_Task statement_. Take every line from the listing below that contains "with".

_Recorded data_.
┄┄┄┄┄┄┄┄┄┄

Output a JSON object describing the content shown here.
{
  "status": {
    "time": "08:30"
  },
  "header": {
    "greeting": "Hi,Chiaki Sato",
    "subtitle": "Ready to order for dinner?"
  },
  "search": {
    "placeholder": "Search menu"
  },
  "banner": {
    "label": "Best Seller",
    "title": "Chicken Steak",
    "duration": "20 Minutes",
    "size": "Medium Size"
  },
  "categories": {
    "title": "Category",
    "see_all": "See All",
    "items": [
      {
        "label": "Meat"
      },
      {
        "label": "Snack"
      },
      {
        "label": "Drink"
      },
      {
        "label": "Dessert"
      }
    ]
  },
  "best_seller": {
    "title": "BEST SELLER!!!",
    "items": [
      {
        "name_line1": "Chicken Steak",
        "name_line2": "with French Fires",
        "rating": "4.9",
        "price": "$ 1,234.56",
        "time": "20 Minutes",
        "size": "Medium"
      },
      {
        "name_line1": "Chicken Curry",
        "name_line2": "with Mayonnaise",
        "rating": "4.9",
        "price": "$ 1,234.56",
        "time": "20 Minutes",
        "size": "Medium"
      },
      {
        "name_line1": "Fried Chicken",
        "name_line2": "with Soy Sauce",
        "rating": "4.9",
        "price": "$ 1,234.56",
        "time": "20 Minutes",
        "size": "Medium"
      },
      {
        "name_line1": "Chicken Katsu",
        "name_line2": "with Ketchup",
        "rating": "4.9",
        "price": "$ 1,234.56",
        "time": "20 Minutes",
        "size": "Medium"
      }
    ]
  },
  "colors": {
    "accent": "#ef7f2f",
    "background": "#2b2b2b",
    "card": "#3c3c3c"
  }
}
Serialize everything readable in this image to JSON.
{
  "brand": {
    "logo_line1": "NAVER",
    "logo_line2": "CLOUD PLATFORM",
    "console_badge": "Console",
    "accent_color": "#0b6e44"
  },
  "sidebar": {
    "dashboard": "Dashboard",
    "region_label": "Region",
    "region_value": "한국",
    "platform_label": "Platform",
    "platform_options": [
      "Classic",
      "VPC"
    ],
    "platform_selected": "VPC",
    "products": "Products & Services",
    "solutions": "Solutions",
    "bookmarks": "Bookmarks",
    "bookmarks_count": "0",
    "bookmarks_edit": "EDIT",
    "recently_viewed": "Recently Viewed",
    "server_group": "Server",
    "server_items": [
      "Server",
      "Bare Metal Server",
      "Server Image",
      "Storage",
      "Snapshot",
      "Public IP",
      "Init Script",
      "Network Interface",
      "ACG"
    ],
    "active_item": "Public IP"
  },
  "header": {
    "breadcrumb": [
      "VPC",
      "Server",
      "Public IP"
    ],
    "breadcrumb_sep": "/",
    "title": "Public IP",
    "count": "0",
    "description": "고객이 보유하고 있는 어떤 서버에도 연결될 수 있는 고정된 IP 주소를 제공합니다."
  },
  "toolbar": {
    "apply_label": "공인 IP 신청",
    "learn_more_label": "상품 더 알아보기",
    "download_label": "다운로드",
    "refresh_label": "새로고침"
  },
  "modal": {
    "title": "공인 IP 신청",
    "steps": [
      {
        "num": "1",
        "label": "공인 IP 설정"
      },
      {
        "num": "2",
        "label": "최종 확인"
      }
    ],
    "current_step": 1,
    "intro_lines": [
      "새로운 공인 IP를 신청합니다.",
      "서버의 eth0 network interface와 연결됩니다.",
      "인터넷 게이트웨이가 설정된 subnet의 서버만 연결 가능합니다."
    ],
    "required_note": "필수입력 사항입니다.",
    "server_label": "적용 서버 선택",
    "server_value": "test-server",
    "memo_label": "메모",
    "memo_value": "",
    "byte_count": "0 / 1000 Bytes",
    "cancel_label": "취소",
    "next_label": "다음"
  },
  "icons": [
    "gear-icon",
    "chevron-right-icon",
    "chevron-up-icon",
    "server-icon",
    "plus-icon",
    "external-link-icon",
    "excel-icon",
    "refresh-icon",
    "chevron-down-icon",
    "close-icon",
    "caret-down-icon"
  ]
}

┄┄┄┄┄┄┄┄┄┄

_Solution to this exercise_.
        "name_line2": "with French Fires",
        "name_line2": "with Mayonnaise",
        "name_line2": "with Soy Sauce",
        "name_line2": "with Ketchup",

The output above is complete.